- [Records to use]

--

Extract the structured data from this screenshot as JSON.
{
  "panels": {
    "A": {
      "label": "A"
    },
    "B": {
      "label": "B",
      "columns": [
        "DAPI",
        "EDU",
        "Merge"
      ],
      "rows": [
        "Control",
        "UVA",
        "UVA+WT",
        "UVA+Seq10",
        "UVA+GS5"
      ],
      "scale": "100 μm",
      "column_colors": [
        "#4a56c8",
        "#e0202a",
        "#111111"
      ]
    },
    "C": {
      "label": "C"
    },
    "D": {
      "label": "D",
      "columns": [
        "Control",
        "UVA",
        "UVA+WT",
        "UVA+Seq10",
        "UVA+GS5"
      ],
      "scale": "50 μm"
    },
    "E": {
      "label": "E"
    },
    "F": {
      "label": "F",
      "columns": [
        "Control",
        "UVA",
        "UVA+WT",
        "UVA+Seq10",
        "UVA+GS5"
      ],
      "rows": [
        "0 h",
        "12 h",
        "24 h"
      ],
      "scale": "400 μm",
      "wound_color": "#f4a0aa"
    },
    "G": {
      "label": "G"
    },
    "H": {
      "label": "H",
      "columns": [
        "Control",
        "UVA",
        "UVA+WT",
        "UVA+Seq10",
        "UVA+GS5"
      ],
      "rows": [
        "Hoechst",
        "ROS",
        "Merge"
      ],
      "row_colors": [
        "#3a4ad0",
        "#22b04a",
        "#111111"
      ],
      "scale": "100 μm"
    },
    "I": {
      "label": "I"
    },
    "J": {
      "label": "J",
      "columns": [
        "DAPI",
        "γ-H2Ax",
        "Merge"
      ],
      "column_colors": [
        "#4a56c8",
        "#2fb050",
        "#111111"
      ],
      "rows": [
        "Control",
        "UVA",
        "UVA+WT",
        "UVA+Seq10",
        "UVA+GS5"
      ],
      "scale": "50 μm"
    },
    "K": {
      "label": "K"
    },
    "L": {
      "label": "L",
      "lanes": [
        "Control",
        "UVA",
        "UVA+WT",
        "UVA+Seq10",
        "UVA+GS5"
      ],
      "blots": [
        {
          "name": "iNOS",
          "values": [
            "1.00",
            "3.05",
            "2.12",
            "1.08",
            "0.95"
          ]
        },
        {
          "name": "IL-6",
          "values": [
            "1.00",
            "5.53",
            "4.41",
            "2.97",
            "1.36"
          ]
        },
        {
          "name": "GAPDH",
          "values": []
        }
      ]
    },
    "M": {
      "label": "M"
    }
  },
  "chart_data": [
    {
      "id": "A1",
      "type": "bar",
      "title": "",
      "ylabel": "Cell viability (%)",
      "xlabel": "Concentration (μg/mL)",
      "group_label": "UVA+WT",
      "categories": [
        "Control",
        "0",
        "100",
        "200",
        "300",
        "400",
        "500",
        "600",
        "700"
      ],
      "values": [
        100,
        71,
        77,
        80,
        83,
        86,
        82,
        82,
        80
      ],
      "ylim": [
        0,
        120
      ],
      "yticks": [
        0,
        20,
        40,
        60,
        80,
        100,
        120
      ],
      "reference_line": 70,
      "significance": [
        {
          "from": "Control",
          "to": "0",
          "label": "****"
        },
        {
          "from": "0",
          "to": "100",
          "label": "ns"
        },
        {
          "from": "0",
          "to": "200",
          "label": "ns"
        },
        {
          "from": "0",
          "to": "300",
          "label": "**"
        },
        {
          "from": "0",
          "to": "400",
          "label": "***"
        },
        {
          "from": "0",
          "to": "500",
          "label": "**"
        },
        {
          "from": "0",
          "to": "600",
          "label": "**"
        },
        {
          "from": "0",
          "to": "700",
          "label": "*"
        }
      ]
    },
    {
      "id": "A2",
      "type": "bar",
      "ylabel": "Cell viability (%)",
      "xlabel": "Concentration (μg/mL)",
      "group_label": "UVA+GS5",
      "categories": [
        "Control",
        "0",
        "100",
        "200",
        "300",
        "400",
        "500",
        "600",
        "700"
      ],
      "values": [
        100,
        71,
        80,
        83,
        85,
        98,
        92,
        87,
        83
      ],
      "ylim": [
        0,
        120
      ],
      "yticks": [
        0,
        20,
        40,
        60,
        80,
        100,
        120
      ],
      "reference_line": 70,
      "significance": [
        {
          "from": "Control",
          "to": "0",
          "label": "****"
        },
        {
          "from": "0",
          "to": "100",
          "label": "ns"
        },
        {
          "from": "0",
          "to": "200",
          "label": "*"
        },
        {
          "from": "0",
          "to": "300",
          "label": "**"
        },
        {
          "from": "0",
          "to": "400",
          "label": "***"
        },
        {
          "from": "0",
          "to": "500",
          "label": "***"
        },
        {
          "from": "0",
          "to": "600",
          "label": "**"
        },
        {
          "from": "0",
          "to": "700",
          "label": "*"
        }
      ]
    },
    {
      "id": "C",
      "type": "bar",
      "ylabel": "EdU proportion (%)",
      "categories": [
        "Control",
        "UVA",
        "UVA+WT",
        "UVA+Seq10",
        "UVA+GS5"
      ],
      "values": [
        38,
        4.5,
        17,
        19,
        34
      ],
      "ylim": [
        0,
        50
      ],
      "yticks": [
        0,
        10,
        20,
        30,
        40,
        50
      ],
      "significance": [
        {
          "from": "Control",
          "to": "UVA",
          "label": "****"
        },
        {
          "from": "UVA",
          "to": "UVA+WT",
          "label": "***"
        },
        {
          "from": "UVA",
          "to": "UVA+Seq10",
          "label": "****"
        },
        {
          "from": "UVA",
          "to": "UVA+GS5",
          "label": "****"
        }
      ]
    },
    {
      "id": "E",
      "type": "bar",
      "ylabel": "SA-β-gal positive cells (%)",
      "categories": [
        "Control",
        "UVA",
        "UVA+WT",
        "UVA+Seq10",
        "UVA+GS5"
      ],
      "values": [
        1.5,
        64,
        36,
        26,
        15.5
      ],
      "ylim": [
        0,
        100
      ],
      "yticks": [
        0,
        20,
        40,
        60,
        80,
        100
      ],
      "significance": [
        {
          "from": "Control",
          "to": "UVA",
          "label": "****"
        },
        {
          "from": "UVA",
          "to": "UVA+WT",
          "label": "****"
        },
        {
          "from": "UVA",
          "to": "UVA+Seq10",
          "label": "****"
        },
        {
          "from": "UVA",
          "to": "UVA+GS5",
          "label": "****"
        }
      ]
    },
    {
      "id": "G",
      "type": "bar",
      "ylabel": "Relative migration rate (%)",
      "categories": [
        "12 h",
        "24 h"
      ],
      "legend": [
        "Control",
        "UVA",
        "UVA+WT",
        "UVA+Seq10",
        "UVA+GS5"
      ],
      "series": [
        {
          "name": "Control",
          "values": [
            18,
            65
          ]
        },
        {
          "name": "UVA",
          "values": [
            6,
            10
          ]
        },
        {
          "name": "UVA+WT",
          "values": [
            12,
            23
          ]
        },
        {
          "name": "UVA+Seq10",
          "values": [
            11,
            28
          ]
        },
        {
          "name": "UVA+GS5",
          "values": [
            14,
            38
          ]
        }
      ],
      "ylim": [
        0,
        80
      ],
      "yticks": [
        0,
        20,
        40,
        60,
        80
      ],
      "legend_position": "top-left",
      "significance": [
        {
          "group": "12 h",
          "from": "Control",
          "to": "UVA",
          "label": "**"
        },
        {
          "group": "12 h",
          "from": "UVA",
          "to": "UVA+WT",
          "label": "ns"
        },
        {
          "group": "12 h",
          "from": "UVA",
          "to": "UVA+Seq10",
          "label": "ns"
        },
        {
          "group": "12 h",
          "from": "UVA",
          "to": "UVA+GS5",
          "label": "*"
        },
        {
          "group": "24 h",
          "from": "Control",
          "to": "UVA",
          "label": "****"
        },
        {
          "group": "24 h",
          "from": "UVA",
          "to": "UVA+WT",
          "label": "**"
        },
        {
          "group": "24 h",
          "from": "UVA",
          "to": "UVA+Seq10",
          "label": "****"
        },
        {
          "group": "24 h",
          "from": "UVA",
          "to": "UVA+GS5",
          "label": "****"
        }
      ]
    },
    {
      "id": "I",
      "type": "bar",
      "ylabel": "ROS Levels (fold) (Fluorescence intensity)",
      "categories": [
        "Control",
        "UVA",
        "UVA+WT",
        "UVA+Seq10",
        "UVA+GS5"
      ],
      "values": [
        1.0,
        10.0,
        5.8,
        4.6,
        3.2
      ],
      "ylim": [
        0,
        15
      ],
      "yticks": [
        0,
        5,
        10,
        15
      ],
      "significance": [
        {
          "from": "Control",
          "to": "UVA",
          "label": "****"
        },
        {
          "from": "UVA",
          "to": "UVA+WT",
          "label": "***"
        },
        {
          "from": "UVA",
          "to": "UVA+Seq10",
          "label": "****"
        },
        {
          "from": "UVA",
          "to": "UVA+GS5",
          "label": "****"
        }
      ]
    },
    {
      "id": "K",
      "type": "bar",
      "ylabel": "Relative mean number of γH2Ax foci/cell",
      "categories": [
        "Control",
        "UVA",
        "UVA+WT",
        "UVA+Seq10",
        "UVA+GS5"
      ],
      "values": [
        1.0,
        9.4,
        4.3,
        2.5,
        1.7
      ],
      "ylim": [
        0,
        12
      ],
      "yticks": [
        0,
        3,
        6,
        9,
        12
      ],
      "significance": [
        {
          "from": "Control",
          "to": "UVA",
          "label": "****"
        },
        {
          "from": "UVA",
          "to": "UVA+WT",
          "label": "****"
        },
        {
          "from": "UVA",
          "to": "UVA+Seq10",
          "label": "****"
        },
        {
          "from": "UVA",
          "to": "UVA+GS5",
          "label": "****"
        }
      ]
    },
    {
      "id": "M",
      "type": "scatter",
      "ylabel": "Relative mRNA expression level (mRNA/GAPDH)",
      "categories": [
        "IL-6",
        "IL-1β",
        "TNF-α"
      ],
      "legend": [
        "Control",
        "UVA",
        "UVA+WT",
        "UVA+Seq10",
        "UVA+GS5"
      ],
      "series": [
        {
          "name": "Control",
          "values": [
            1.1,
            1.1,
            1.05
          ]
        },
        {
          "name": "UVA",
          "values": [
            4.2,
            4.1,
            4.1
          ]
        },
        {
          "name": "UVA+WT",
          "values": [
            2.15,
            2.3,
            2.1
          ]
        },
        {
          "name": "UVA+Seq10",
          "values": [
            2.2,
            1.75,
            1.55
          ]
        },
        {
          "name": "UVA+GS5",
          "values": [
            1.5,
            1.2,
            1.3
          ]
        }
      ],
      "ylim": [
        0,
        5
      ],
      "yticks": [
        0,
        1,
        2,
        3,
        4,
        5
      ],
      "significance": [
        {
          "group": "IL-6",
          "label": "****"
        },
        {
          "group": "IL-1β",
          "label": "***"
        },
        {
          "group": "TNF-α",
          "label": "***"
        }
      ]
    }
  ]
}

--

- [What you have to do] Scan the entries above for the string "scale" and copy each line that contains it.

- [Result for this task]
      "scale": "100 μm",
      "scale": "50 μm"
      "scale": "400 μm",
      "scale": "100 μm"
      "scale": "50 μm"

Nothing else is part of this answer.